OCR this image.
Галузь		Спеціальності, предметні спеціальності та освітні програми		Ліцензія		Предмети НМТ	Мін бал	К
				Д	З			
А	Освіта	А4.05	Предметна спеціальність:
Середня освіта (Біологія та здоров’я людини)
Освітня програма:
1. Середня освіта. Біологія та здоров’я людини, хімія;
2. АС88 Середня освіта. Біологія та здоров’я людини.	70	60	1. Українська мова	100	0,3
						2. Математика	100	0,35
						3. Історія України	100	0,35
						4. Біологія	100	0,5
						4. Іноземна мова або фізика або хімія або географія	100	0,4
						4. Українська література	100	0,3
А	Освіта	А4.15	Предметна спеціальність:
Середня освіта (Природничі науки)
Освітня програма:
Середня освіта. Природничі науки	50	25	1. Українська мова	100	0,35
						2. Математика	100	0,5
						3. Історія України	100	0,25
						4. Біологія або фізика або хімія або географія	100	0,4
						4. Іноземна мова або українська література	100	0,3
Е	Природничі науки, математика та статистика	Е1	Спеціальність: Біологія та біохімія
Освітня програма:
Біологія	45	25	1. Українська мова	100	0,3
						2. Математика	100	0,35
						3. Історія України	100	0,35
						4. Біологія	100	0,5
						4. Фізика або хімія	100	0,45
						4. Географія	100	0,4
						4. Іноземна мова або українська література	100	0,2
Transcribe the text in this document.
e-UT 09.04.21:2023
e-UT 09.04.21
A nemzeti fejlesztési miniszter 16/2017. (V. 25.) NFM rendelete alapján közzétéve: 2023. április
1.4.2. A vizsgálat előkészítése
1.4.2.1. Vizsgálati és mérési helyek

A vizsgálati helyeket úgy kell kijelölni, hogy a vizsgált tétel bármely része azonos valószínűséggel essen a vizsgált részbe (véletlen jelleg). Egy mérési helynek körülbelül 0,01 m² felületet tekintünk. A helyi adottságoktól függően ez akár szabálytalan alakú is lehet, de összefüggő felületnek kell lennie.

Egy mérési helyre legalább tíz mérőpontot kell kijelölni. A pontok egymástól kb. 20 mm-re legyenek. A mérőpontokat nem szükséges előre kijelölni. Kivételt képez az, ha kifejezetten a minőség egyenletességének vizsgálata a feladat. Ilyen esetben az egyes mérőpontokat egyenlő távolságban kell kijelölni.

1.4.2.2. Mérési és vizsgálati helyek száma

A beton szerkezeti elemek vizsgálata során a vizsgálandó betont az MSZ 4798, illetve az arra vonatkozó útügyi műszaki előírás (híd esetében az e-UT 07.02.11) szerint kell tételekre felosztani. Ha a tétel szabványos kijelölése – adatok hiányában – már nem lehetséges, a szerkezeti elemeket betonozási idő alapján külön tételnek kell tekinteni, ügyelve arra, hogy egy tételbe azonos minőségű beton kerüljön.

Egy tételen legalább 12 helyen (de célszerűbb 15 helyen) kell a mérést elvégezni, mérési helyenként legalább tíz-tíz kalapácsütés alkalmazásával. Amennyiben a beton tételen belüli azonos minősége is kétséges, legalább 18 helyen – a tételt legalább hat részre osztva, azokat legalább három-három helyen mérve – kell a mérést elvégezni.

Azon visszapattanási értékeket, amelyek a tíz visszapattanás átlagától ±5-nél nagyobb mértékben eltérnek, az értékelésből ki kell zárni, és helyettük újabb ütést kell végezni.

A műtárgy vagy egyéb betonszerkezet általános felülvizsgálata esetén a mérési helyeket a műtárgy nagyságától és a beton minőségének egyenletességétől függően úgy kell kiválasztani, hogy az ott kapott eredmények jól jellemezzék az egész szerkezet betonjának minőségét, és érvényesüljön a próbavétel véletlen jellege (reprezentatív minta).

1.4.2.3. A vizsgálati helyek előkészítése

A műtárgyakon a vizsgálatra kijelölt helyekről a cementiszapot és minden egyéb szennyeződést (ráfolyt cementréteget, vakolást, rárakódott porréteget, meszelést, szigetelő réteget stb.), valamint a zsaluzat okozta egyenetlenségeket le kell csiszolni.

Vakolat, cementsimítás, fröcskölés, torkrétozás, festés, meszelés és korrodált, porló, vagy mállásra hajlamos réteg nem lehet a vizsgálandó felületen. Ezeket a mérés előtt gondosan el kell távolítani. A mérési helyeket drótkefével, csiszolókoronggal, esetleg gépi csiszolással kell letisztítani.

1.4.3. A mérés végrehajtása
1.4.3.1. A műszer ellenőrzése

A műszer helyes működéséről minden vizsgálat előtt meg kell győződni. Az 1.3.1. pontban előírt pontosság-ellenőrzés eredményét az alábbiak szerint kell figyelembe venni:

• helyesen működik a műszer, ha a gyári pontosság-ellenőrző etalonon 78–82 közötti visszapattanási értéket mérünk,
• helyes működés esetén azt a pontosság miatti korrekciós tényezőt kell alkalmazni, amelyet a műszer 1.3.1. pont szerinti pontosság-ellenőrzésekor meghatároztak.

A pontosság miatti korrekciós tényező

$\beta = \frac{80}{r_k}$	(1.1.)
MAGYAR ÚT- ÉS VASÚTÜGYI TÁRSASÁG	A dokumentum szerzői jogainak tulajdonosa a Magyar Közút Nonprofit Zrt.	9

• **WHAT IS EXPECTED**: Restate the whole of the material exactly.

• **RESPONSE FOR THIS EXERCISE**:
OCR this image.
Галузь		Спеціальності, предметні спеціальності та освітні програми		Ліцензія		Предмети НМТ	Мін бал	К
				Д	З			
А	Освіта	А4.05	Предметна спеціальність:
Середня освіта (Біологія та здоров’я людини)
Освітня програма:
1. Середня освіта. Біологія та здоров’я людини, хімія;
2. АС88 Середня освіта. Біологія та здоров’я людини.	70	60	1. Українська мова	100	0,3
						2. Математика	100	0,35
						3. Історія України	100	0,35
						4. Біологія	100	0,5
						4. Іноземна мова або фізика або хімія або географія	100	0,4
						4. Українська література	100	0,3
А	Освіта	А4.15	Предметна спеціальність:
Середня освіта (Природничі науки)
Освітня програма:
Середня освіта. Природничі науки	50	25	1. Українська мова	100	0,35
						2. Математика	100	0,5
						3. Історія України	100	0,25
						4. Біологія або фізика або хімія або географія	100	0,4
						4. Іноземна мова або українська література	100	0,3
Е	Природничі науки, математика та статистика	Е1	Спеціальність: Біологія та біохімія
Освітня програма:
Біологія	45	25	1. Українська мова	100	0,3
						2. Математика	100	0,35
						3. Історія України	100	0,35
						4. Біологія	100	0,5
						4. Фізика або хімія	100	0,45
						4. Географія	100	0,4
						4. Іноземна мова або українська література	100	0,2
Transcribe the text in this document.
e-UT 09.04.21:2023
e-UT 09.04.21
A nemzeti fejlesztési miniszter 16/2017. (V. 25.) NFM rendelete alapján közzétéve: 2023. április
1.4.2. A vizsgálat előkészítése
1.4.2.1. Vizsgálati és mérési helyek

A vizsgálati helyeket úgy kell kijelölni, hogy a vizsgált tétel bármely része azonos valószínűséggel essen a vizsgált részbe (véletlen jelleg). Egy mérési helynek körülbelül 0,01 m² felületet tekintünk. A helyi adottságoktól függően ez akár szabálytalan alakú is lehet, de összefüggő felületnek kell lennie.

Egy mérési helyre legalább tíz mérőpontot kell kijelölni. A pontok egymástól kb. 20 mm-re legyenek. A mérőpontokat nem szükséges előre kijelölni. Kivételt képez az, ha kifejezetten a minőség egyenletességének vizsgálata a feladat. Ilyen esetben az egyes mérőpontokat egyenlő távolságban kell kijelölni.

1.4.2.2. Mérési és vizsgálati helyek száma

A beton szerkezeti elemek vizsgálata során a vizsgálandó betont az MSZ 4798, illetve az arra vonatkozó útügyi műszaki előírás (híd esetében az e-UT 07.02.11) szerint kell tételekre felosztani. Ha a tétel szabványos kijelölése – adatok hiányában – már nem lehetséges, a szerkezeti elemeket betonozási idő alapján külön tételnek kell tekinteni, ügyelve arra, hogy egy tételbe azonos minőségű beton kerüljön.

Egy tételen legalább 12 helyen (de célszerűbb 15 helyen) kell a mérést elvégezni, mérési helyenként legalább tíz-tíz kalapácsütés alkalmazásával. Amennyiben a beton tételen belüli azonos minősége is kétséges, legalább 18 helyen – a tételt legalább hat részre osztva, azokat legalább három-három helyen mérve – kell a mérést elvégezni.

Azon visszapattanási értékeket, amelyek a tíz visszapattanás átlagától ±5-nél nagyobb mértékben eltérnek, az értékelésből ki kell zárni, és helyettük újabb ütést kell végezni.

A műtárgy vagy egyéb betonszerkezet általános felülvizsgálata esetén a mérési helyeket a műtárgy nagyságától és a beton minőségének egyenletességétől függően úgy kell kiválasztani, hogy az ott kapott eredmények jól jellemezzék az egész szerkezet betonjának minőségét, és érvényesüljön a próbavétel véletlen jellege (reprezentatív minta).

1.4.2.3. A vizsgálati helyek előkészítése

A műtárgyakon a vizsgálatra kijelölt helyekről a cementiszapot és minden egyéb szennyeződést (ráfolyt cementréteget, vakolást, rárakódott porréteget, meszelést, szigetelő réteget stb.), valamint a zsaluzat okozta egyenetlenségeket le kell csiszolni.

Vakolat, cementsimítás, fröcskölés, torkrétozás, festés, meszelés és korrodált, porló, vagy mállásra hajlamos réteg nem lehet a vizsgálandó felületen. Ezeket a mérés előtt gondosan el kell távolítani. A mérési helyeket drótkefével, csiszolókoronggal, esetleg gépi csiszolással kell letisztítani.

1.4.3. A mérés végrehajtása
1.4.3.1. A műszer ellenőrzése

A műszer helyes működéséről minden vizsgálat előtt meg kell győződni. Az 1.3.1. pontban előírt pontosság-ellenőrzés eredményét az alábbiak szerint kell figyelembe venni:

• helyesen működik a műszer, ha a gyári pontosság-ellenőrző etalonon 78–82 közötti visszapattanási értéket mérünk,
• helyes működés esetén azt a pontosság miatti korrekciós tényezőt kell alkalmazni, amelyet a műszer 1.3.1. pont szerinti pontosság-ellenőrzésekor meghatároztak.

A pontosság miatti korrekciós tényező

$\beta = \frac{80}{r_k}$	(1.1.)
MAGYAR ÚT- ÉS VASÚTÜGYI TÁRSASÁG	A dokumentum szerzői jogainak tulajdonosa a Magyar Közút Nonprofit Zrt.	9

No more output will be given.